• **Exercise requirements**: Below are some records; retype all of them exactly.

┌─ Data shown

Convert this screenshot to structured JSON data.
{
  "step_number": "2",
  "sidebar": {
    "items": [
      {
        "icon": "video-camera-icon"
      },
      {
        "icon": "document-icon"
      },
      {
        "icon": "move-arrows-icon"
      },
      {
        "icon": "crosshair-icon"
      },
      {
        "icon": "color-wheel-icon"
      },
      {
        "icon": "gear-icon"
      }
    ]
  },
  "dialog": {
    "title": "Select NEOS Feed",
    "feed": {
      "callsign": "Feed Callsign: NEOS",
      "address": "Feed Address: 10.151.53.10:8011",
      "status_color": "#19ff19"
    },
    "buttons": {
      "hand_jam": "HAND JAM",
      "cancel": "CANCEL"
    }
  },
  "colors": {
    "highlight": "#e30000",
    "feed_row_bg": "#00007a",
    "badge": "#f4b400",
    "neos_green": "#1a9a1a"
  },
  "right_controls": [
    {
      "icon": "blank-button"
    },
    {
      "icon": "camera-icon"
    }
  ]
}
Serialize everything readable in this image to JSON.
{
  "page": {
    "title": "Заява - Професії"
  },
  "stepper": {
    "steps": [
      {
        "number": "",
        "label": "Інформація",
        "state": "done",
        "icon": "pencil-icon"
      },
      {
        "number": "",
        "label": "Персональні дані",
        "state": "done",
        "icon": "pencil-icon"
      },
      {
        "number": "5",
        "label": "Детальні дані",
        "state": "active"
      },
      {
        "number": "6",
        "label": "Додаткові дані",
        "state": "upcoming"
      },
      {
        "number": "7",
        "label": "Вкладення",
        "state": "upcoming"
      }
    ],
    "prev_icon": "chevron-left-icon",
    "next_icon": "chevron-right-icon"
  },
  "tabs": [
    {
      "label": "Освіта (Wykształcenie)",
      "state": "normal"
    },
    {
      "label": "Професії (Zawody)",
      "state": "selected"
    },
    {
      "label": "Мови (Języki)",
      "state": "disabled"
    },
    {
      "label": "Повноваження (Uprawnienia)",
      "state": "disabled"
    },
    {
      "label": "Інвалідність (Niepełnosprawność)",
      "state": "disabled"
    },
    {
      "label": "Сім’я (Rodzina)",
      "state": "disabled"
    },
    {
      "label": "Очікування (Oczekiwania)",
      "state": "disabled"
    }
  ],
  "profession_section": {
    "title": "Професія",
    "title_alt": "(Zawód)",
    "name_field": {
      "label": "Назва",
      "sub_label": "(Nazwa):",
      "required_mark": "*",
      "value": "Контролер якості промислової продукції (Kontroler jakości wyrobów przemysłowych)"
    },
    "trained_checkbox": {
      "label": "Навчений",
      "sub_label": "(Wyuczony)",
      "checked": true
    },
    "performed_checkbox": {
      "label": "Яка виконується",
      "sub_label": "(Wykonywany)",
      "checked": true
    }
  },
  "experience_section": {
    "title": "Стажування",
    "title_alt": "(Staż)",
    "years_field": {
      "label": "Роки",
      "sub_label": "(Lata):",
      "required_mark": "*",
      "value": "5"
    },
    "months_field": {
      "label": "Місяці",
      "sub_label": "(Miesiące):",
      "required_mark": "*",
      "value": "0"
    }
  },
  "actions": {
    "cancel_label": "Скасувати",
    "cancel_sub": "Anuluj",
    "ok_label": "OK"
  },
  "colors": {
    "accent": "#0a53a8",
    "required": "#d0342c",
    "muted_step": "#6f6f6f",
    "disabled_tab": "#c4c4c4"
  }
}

└─

• **Written reply**:
Convert this screenshot to structured JSON data.
{
  "step_number": "2",
  "sidebar": {
    "items": [
      {
        "icon": "video-camera-icon"
      },
      {
        "icon": "document-icon"
      },
      {
        "icon": "move-arrows-icon"
      },
      {
        "icon": "crosshair-icon"
      },
      {
        "icon": "color-wheel-icon"
      },
      {
        "icon": "gear-icon"
      }
    ]
  },
  "dialog": {
    "title": "Select NEOS Feed",
    "feed": {
      "callsign": "Feed Callsign: NEOS",
      "address": "Feed Address: 10.151.53.10:8011",
      "status_color": "#19ff19"
    },
    "buttons": {
      "hand_jam": "HAND JAM",
      "cancel": "CANCEL"
    }
  },
  "colors": {
    "highlight": "#e30000",
    "feed_row_bg": "#00007a",
    "badge": "#f4b400",
    "neos_green": "#1a9a1a"
  },
  "right_controls": [
    {
      "icon": "blank-button"
    },
    {
      "icon": "camera-icon"
    }
  ]
}
Serialize everything readable in this image to JSON.
{
  "page": {
    "title": "Заява - Професії"
  },
  "stepper": {
    "steps": [
      {
        "number": "",
        "label": "Інформація",
        "state": "done",
        "icon": "pencil-icon"
      },
      {
        "number": "",
        "label": "Персональні дані",
        "state": "done",
        "icon": "pencil-icon"
      },
      {
        "number": "5",
        "label": "Детальні дані",
        "state": "active"
      },
      {
        "number": "6",
        "label": "Додаткові дані",
        "state": "upcoming"
      },
      {
        "number": "7",
        "label": "Вкладення",
        "state": "upcoming"
      }
    ],
    "prev_icon": "chevron-left-icon",
    "next_icon": "chevron-right-icon"
  },
  "tabs": [
    {
      "label": "Освіта (Wykształcenie)",
      "state": "normal"
    },
    {
      "label": "Професії (Zawody)",
      "state": "selected"
    },
    {
      "label": "Мови (Języki)",
      "state": "disabled"
    },
    {
      "label": "Повноваження (Uprawnienia)",
      "state": "disabled"
    },
    {
      "label": "Інвалідність (Niepełnosprawność)",
      "state": "disabled"
    },
    {
      "label": "Сім’я (Rodzina)",
      "state": "disabled"
    },
    {
      "label": "Очікування (Oczekiwania)",
      "state": "disabled"
    }
  ],
  "profession_section": {
    "title": "Професія",
    "title_alt": "(Zawód)",
    "name_field": {
      "label": "Назва",
      "sub_label": "(Nazwa):",
      "required_mark": "*",
      "value": "Контролер якості промислової продукції (Kontroler jakości wyrobów przemysłowych)"
    },
    "trained_checkbox": {
      "label": "Навчений",
      "sub_label": "(Wyuczony)",
      "checked": true
    },
    "performed_checkbox": {
      "label": "Яка виконується",
      "sub_label": "(Wykonywany)",
      "checked": true
    }
  },
  "experience_section": {
    "title": "Стажування",
    "title_alt": "(Staż)",
    "years_field": {
      "label": "Роки",
      "sub_label": "(Lata):",
      "required_mark": "*",
      "value": "5"
    },
    "months_field": {
      "label": "Місяці",
      "sub_label": "(Miesiące):",
      "required_mark": "*",
      "value": "0"
    }
  },
  "actions": {
    "cancel_label": "Скасувати",
    "cancel_sub": "Anuluj",
    "ok_label": "OK"
  },
  "colors": {
    "accent": "#0a53a8",
    "required": "#d0342c",
    "muted_step": "#6f6f6f",
    "disabled_tab": "#c4c4c4"
  }
}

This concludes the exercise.